▸ **WHAT TO WORK ON**:
Rewrite the records between the lines holding "List all visible" and "x-tick-label: 40 (358, 458, 368, 468)", inclusive, substituting "legend-symbol" for "legend-marker" and leaving everything else unchanged.

————

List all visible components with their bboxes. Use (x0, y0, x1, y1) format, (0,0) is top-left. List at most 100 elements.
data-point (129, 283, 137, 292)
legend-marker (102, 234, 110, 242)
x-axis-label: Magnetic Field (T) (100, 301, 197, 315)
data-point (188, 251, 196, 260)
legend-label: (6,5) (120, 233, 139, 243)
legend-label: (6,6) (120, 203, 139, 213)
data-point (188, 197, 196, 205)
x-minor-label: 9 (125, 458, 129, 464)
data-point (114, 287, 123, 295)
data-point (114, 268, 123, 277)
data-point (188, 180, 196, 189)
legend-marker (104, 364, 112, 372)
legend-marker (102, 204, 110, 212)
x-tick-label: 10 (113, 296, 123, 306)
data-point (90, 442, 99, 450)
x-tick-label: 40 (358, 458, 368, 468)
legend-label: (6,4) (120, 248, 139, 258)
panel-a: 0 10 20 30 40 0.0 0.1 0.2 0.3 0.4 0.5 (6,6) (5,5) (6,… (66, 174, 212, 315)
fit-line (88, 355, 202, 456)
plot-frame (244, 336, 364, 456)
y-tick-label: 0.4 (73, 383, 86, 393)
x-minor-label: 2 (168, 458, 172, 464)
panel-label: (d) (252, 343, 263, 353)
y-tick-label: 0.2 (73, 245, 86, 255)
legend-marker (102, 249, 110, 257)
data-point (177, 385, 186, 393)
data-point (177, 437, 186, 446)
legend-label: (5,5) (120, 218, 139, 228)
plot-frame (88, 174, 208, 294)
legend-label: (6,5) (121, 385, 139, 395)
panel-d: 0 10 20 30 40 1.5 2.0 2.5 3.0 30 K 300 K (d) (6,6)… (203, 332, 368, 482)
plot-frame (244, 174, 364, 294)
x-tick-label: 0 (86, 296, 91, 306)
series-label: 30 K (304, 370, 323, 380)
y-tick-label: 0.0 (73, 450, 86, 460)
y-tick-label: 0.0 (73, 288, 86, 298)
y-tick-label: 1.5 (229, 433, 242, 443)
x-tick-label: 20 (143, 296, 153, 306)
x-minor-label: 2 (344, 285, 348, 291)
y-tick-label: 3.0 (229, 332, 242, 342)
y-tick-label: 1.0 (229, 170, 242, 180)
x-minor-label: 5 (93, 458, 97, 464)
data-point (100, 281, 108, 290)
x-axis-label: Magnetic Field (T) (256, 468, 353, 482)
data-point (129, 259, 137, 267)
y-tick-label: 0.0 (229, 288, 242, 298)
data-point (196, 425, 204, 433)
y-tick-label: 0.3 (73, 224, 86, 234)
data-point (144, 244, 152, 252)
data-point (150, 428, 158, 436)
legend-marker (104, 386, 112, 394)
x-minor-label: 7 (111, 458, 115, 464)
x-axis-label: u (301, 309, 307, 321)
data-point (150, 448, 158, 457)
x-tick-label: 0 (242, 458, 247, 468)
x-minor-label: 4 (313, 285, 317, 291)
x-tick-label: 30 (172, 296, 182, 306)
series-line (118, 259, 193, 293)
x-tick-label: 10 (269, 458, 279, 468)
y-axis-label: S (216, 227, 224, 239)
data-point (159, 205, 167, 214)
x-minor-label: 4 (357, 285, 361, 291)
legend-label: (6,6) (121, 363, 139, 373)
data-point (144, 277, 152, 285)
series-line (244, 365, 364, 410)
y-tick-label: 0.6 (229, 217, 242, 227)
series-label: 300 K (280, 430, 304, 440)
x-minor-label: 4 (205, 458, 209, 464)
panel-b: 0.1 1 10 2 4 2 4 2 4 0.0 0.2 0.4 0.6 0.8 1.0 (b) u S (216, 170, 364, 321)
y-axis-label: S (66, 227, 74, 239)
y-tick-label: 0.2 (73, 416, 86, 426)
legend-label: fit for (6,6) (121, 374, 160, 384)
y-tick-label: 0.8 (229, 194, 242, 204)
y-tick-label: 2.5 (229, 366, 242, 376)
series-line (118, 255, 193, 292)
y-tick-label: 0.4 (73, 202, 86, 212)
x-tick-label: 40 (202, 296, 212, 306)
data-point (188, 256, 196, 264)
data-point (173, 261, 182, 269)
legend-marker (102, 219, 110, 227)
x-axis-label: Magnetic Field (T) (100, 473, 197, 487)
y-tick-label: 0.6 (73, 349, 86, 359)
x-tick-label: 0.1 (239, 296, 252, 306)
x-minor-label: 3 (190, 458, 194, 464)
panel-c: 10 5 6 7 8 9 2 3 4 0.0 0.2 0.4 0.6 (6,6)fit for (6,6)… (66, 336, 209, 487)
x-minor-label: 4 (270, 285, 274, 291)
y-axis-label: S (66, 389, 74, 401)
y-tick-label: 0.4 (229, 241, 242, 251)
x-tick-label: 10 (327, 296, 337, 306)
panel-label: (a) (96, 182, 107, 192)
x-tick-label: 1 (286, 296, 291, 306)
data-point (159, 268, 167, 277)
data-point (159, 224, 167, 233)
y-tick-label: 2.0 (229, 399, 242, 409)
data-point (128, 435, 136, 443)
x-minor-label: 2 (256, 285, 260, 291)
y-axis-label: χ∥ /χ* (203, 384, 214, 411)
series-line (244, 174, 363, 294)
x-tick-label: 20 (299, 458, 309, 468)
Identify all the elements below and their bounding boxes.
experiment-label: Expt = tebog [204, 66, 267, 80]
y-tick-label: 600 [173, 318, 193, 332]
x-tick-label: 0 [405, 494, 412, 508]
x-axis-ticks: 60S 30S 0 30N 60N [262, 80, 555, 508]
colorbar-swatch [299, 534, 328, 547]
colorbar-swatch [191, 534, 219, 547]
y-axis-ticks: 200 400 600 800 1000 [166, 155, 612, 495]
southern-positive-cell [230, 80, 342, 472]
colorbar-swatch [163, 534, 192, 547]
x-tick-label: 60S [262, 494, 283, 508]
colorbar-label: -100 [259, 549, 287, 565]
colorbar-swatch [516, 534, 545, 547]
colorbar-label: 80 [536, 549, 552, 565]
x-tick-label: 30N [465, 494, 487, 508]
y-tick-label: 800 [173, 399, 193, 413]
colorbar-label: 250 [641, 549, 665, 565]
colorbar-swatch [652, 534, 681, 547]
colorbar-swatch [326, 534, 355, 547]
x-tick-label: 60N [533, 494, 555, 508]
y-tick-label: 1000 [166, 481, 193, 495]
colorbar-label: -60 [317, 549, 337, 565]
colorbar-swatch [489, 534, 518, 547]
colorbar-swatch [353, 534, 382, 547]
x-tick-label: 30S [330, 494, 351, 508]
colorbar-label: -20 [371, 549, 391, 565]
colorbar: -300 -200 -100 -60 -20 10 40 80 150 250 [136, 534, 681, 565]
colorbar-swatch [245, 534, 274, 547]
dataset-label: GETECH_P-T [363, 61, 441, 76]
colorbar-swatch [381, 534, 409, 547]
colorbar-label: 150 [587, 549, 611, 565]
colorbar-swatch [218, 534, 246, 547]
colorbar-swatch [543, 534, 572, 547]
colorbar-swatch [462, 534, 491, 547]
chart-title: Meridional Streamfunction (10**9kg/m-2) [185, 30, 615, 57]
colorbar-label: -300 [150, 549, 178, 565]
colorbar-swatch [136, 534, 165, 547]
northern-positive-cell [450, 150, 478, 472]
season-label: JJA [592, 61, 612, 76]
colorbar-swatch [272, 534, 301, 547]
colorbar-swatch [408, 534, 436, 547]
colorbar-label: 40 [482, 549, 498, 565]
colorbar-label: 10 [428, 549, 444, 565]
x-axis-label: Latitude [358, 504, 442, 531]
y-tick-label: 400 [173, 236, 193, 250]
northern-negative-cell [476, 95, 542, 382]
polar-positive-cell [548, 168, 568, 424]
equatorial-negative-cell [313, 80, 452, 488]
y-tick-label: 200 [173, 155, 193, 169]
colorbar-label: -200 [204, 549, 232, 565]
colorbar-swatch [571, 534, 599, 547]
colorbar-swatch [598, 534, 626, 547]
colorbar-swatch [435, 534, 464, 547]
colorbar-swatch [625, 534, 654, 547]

————

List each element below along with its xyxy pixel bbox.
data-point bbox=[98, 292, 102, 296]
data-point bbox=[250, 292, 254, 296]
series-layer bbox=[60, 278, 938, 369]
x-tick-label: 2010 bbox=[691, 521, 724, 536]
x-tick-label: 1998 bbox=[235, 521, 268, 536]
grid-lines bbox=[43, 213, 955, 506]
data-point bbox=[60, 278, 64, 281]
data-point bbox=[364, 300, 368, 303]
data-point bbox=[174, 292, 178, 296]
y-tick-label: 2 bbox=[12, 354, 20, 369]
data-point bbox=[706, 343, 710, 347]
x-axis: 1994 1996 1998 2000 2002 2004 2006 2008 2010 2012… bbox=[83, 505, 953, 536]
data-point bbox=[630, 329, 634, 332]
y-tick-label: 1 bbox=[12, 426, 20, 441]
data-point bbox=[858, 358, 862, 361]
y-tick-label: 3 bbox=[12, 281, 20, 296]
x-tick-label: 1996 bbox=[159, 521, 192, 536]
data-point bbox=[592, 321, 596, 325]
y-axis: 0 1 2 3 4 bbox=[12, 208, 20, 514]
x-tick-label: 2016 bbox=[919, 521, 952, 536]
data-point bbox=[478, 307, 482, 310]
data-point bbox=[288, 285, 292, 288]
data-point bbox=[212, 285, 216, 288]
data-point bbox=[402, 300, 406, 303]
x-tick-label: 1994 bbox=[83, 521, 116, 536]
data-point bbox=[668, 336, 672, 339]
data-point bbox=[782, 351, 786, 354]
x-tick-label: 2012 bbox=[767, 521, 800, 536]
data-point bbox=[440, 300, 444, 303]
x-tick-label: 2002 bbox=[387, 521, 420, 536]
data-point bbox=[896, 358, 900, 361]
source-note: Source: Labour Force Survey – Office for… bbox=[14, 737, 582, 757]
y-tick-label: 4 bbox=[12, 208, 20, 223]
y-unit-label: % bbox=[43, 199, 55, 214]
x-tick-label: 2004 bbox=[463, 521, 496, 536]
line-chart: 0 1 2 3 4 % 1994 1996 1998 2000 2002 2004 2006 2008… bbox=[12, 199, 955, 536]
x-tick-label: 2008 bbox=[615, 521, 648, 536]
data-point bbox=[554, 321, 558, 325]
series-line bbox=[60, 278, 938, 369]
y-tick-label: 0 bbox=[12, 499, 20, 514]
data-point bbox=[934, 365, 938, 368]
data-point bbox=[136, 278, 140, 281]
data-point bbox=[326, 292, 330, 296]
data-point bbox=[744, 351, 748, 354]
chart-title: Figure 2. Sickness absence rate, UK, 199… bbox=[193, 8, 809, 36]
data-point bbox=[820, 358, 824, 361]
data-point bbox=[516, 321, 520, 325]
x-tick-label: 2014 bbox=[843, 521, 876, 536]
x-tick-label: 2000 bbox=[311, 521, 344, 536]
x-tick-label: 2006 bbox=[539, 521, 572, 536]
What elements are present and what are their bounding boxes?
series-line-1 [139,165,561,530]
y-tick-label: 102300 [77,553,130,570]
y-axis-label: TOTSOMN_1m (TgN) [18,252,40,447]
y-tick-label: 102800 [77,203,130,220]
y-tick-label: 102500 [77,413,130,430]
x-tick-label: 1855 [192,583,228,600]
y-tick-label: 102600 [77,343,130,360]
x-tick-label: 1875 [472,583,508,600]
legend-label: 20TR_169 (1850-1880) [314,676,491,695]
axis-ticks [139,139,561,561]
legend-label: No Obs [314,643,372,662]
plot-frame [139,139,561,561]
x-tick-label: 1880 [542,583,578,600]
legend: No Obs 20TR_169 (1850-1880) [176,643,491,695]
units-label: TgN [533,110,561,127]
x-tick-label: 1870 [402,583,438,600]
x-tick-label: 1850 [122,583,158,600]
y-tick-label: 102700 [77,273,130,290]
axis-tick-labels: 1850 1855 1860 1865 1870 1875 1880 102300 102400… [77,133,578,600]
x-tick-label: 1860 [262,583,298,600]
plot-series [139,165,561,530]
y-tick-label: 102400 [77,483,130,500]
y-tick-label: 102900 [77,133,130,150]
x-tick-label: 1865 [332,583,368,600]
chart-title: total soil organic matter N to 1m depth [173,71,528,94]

————

▸ **SOLUTION TO THIS EXERCISE**:
List all visible components with their bboxes. Use (x0, y0, x1, y1) format, (0,0) is top-left. List at most 100 elements.
data-point (129, 283, 137, 292)
legend-symbol (102, 234, 110, 242)
x-axis-label: Magnetic Field (T) (100, 301, 197, 315)
data-point (188, 251, 196, 260)
legend-label: (6,5) (120, 233, 139, 243)
legend-label: (6,6) (120, 203, 139, 213)
data-point (188, 197, 196, 205)
x-minor-label: 9 (125, 458, 129, 464)
data-point (114, 287, 123, 295)
data-point (114, 268, 123, 277)
data-point (188, 180, 196, 189)
legend-symbol (104, 364, 112, 372)
legend-symbol (102, 204, 110, 212)
x-tick-label: 10 (113, 296, 123, 306)
data-point (90, 442, 99, 450)
x-tick-label: 40 (358, 458, 368, 468)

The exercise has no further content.